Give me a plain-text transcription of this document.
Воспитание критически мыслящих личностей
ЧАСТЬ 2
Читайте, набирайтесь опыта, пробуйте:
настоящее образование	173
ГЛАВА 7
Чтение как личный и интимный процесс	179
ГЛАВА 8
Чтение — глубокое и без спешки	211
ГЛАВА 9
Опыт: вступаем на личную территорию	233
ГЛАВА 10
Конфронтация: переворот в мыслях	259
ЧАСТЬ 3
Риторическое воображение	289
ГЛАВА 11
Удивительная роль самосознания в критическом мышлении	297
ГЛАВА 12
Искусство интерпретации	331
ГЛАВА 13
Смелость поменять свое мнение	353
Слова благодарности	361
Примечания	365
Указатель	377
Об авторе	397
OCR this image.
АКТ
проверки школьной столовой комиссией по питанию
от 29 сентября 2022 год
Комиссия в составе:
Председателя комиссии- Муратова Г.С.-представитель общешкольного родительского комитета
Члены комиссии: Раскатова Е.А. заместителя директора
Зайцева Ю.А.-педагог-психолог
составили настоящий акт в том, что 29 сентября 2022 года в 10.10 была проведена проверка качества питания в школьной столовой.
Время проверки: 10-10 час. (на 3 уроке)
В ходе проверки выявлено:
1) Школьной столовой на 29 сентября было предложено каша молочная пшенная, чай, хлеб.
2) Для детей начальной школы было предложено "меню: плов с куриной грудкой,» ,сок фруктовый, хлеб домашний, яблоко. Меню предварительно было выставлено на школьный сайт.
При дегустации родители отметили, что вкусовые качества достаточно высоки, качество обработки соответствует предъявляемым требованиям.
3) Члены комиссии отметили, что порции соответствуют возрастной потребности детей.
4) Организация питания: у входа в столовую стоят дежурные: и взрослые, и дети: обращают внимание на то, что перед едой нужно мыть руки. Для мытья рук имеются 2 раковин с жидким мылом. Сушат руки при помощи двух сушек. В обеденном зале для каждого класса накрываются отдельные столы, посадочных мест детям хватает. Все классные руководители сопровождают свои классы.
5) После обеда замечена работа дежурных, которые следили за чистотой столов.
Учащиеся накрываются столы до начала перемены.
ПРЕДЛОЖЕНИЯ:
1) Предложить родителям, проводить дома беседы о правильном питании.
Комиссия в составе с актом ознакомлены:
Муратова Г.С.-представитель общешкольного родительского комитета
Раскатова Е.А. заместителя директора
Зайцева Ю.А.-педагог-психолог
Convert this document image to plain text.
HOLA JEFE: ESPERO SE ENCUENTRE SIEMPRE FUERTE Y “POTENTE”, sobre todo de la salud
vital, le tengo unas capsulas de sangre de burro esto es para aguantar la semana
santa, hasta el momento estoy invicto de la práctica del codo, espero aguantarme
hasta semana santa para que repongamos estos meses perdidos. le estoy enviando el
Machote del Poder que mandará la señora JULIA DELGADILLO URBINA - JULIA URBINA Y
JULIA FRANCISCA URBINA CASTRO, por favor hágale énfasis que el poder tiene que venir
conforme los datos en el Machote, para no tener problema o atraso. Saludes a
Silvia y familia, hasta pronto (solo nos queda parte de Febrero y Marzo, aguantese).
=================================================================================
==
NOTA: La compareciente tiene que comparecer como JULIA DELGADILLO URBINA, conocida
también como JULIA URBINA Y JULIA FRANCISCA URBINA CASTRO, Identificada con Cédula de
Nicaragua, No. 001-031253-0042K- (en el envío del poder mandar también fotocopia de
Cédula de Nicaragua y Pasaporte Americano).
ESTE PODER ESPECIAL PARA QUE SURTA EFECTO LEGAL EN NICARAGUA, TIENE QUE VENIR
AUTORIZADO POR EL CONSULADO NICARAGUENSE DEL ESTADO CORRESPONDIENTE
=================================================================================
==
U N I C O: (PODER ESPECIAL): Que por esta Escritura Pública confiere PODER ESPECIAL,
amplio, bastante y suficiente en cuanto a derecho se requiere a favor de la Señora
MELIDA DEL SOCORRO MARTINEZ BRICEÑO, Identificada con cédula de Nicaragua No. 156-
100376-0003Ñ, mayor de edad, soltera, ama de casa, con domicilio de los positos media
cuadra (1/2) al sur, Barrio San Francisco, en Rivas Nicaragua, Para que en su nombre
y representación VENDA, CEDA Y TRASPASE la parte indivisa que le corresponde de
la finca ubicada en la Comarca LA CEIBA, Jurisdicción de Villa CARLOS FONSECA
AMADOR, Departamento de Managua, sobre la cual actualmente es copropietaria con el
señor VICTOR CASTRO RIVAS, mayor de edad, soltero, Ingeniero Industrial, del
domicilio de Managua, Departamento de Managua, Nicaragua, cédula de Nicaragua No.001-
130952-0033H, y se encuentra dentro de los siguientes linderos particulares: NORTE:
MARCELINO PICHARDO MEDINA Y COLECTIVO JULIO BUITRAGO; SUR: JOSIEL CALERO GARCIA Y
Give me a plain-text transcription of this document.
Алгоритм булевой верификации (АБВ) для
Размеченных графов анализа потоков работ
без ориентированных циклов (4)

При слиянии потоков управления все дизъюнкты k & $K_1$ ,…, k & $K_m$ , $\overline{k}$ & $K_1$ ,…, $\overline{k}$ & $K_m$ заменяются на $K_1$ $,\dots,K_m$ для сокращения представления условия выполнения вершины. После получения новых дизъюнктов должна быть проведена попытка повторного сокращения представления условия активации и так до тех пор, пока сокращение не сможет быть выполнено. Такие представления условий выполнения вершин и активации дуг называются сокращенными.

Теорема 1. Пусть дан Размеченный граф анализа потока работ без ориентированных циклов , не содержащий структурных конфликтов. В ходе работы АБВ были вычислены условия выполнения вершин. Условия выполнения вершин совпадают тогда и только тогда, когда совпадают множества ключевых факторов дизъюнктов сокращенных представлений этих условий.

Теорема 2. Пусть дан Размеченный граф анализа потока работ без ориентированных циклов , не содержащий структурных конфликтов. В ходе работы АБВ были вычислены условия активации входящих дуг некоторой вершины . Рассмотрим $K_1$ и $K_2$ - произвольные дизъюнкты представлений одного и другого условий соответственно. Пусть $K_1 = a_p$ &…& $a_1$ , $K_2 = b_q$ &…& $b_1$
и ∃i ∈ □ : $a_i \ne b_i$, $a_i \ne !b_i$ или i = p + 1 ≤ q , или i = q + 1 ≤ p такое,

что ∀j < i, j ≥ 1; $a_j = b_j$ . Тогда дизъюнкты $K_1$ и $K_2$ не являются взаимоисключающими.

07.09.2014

+--

» **Set problem**
Scan the listing above for the word "дизъюнктов" and copy every line that holds it.

» **Written reply**
При слиянии потоков управления все дизъюнкты k & $K_1$ ,…, k & $K_m$ , $\overline{k}$ & $K_1$ ,…, $\overline{k}$ & $K_m$ заменяются на $K_1$ $,\dots,K_m$ для сокращения представления условия выполнения вершины. После получения новых дизъюнктов должна быть проведена попытка повторного сокращения представления условия активации и так до тех пор, пока сокращение не сможет быть выполнено. Такие представления условий выполнения вершин и активации дуг называются сокращенными.
Теорема 1. Пусть дан Размеченный граф анализа потока работ без ориентированных циклов , не содержащий структурных конфликтов. В ходе работы АБВ были вычислены условия выполнения вершин. Условия выполнения вершин совпадают тогда и только тогда, когда совпадают множества ключевых факторов дизъюнктов сокращенных представлений этих условий.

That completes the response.